> _Set task_:
Skip the pictures and extract all of the lines exactly as written.

--- Start Entries supplied ---

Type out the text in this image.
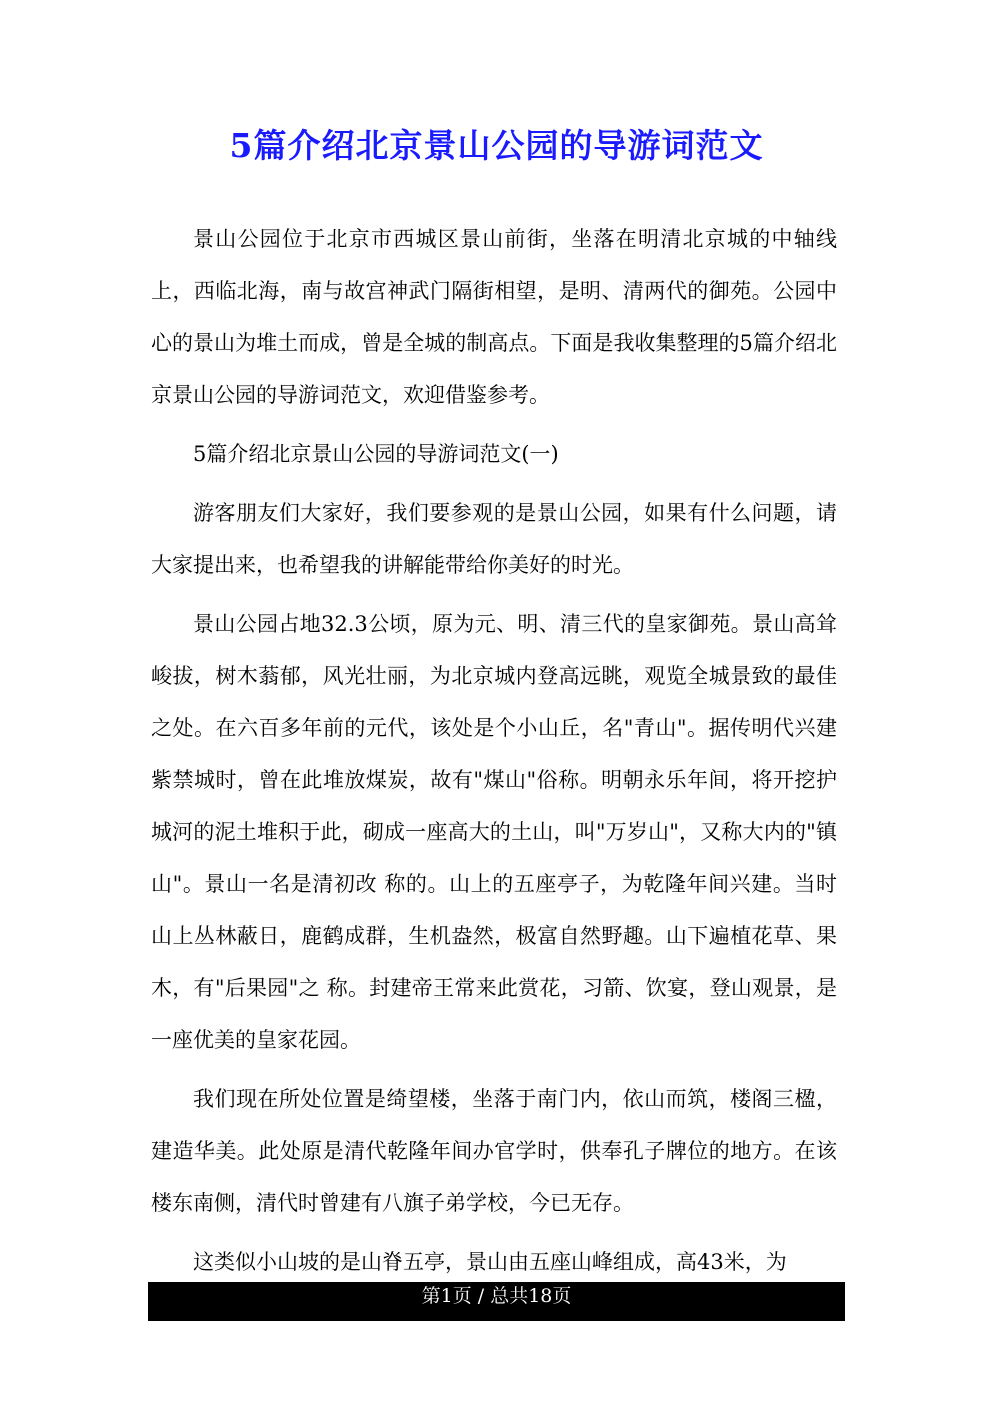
5篇介绍北京景山公园的导游词范文

景山公园位于北京市西城区景山前街，坐落在明清北京城的中轴线上，西临北海，南与故宫神武门隔街相望，是明、清两代的御苑。公园中心的景山为堆土而成，曾是全城的制高点。下面是我收集整理的5篇介绍北京景山公园的导游词范文，欢迎借鉴参考。

5篇介绍北京景山公园的导游词范文(一)

游客朋友们大家好，我们要参观的是景山公园，如果有什么问题，请大家提出来，也希望我的讲解能带给你美好的时光。

景山公园占地32.3公顷，原为元、明、清三代的皇家御苑。景山高耸峻拔，树木蓊郁，风光壮丽，为北京城内登高远眺，观览全城景致的最佳之处。在六百多年前的元代，该处是个小山丘，名"青山"。据传明代兴建紫禁城时，曾在此堆放煤炭，故有"煤山"俗称。明朝永乐年间，将开挖护城河的泥土堆积于此，砌成一座高大的土山，叫"万岁山"，又称大内的"镇山"。景山一名是清初改 称的。山上的五座亭子，为乾隆年间兴建。当时山上丛林蔽日，鹿鹤成群，生机盎然，极富自然野趣。山下遍植花草、果木，有"后果园"之 称。封建帝王常来此赏花，习箭、饮宴，登山观景，是一座优美的皇家花园。

我们现在所处位置是绮望楼，坐落于南门内，依山而筑，楼阁三楹，建造华美。此处原是清代乾隆年间办官学时，供奉孔子牌位的地方。在该楼东南侧，清代时曾建有八旗子弟学校，今已无存。

这类似小山坡的是山脊五亭，景山由五座山峰组成，高43米，为

第1页 / 总共18页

--- End Entries supplied ---

> _The solution_:
Type out the text in this image.
5篇介绍北京景山公园的导游词范文

景山公园位于北京市西城区景山前街，坐落在明清北京城的中轴线上，西临北海，南与故宫神武门隔街相望，是明、清两代的御苑。公园中心的景山为堆土而成，曾是全城的制高点。下面是我收集整理的5篇介绍北京景山公园的导游词范文，欢迎借鉴参考。

5篇介绍北京景山公园的导游词范文(一)

游客朋友们大家好，我们要参观的是景山公园，如果有什么问题，请大家提出来，也希望我的讲解能带给你美好的时光。

景山公园占地32.3公顷，原为元、明、清三代的皇家御苑。景山高耸峻拔，树木蓊郁，风光壮丽，为北京城内登高远眺，观览全城景致的最佳之处。在六百多年前的元代，该处是个小山丘，名"青山"。据传明代兴建紫禁城时，曾在此堆放煤炭，故有"煤山"俗称。明朝永乐年间，将开挖护城河的泥土堆积于此，砌成一座高大的土山，叫"万岁山"，又称大内的"镇山"。景山一名是清初改 称的。山上的五座亭子，为乾隆年间兴建。当时山上丛林蔽日，鹿鹤成群，生机盎然，极富自然野趣。山下遍植花草、果木，有"后果园"之 称。封建帝王常来此赏花，习箭、饮宴，登山观景，是一座优美的皇家花园。

我们现在所处位置是绮望楼，坐落于南门内，依山而筑，楼阁三楹，建造华美。此处原是清代乾隆年间办官学时，供奉孔子牌位的地方。在该楼东南侧，清代时曾建有八旗子弟学校，今已无存。

这类似小山坡的是山脊五亭，景山由五座山峰组成，高43米，为

第1页 / 总共18页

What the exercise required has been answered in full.